The problem
Your task is to copy the material exactly.

>>

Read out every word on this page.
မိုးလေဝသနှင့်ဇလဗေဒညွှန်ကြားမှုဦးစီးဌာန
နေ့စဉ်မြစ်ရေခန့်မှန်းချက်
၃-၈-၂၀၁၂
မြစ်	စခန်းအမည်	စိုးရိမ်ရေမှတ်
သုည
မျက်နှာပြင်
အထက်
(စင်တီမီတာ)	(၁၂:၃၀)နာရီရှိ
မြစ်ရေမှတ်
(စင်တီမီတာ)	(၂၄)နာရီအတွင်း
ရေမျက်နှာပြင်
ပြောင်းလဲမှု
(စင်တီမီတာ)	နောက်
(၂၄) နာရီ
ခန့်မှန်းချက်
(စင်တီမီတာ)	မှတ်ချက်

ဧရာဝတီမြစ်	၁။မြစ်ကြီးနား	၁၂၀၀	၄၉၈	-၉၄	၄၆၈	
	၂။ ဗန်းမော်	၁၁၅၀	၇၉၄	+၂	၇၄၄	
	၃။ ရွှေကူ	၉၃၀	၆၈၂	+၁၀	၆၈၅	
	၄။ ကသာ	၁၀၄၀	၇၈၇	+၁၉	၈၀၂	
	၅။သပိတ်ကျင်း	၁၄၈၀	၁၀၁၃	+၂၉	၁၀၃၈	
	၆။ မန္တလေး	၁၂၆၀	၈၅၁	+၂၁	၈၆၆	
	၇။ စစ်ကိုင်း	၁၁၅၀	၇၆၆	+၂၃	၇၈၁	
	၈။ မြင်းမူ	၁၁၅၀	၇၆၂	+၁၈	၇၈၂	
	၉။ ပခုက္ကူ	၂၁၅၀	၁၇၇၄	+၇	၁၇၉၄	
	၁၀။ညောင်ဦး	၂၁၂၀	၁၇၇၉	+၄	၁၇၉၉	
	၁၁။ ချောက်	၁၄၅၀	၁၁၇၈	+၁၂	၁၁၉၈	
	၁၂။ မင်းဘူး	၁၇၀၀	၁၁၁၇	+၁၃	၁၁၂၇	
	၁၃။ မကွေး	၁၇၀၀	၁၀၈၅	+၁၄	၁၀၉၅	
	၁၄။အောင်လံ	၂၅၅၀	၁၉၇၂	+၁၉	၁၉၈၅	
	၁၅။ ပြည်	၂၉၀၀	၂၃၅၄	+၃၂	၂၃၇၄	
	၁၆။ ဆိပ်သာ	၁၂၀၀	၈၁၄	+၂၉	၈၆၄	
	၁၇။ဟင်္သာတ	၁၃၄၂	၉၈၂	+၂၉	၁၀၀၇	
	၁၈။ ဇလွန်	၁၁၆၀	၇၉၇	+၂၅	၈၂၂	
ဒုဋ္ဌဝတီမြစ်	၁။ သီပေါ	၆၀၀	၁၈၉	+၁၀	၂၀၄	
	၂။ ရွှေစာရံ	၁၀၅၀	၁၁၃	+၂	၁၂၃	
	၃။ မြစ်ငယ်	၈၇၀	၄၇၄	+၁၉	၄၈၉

<<

Answer to the exercise
Read out every word on this page.
မိုးလေဝသနှင့်ဇလဗေဒညွှန်ကြားမှုဦးစီးဌာန
နေ့စဉ်မြစ်ရေခန့်မှန်းချက်
၃-၈-၂၀၁၂
မြစ်	စခန်းအမည်	စိုးရိမ်ရေမှတ်
သုည
မျက်နှာပြင်
အထက်
(စင်တီမီတာ)	(၁၂:၃၀)နာရီရှိ
မြစ်ရေမှတ်
(စင်တီမီတာ)	(၂၄)နာရီအတွင်း
ရေမျက်နှာပြင်
ပြောင်းလဲမှု
(စင်တီမီတာ)	နောက်
(၂၄) နာရီ
ခန့်မှန်းချက်
(စင်တီမီတာ)	မှတ်ချက်

ဧရာဝတီမြစ်	၁။မြစ်ကြီးနား	၁၂၀၀	၄၉၈	-၉၄	၄၆၈	
	၂။ ဗန်းမော်	၁၁၅၀	၇၉၄	+၂	၇၄၄	
	၃။ ရွှေကူ	၉၃၀	၆၈၂	+၁၀	၆၈၅	
	၄။ ကသာ	၁၀၄၀	၇၈၇	+၁၉	၈၀၂	
	၅။သပိတ်ကျင်း	၁၄၈၀	၁၀၁၃	+၂၉	၁၀၃၈	
	၆။ မန္တလေး	၁၂၆၀	၈၅၁	+၂၁	၈၆၆	
	၇။ စစ်ကိုင်း	၁၁၅၀	၇၆၆	+၂၃	၇၈၁	
	၈။ မြင်းမူ	၁၁၅၀	၇၆၂	+၁၈	၇၈၂	
	၉။ ပခုက္ကူ	၂၁၅၀	၁၇၇၄	+၇	၁၇၉၄	
	၁၀။ညောင်ဦး	၂၁၂၀	၁၇၇၉	+၄	၁၇၉၉	
	၁၁။ ချောက်	၁၄၅၀	၁၁၇၈	+၁၂	၁၁၉၈	
	၁၂။ မင်းဘူး	၁၇၀၀	၁၁၁၇	+၁၃	၁၁၂၇	
	၁၃။ မကွေး	၁၇၀၀	၁၀၈၅	+၁၄	၁၀၉၅	
	၁၄။အောင်လံ	၂၅၅၀	၁၉၇၂	+၁၉	၁၉၈၅	
	၁၅။ ပြည်	၂၉၀၀	၂၃၅၄	+၃၂	၂၃၇၄	
	၁၆။ ဆိပ်သာ	၁၂၀၀	၈၁၄	+၂၉	၈၆၄	
	၁၇။ဟင်္သာတ	၁၃၄၂	၉၈၂	+၂၉	၁၀၀၇	
	၁၈။ ဇလွန်	၁၁၆၀	၇၉၇	+၂၅	၈၂၂	
ဒုဋ္ဌဝတီမြစ်	၁။ သီပေါ	၆၀၀	၁၈၉	+၁၀	၂၀၄	
	၂။ ရွှေစာရံ	၁၀၅၀	၁၁၃	+၂	၁၂၃	
	၃။ မြစ်ငယ်	၈၇၀	၄၇၄	+၁၉	၄၈၉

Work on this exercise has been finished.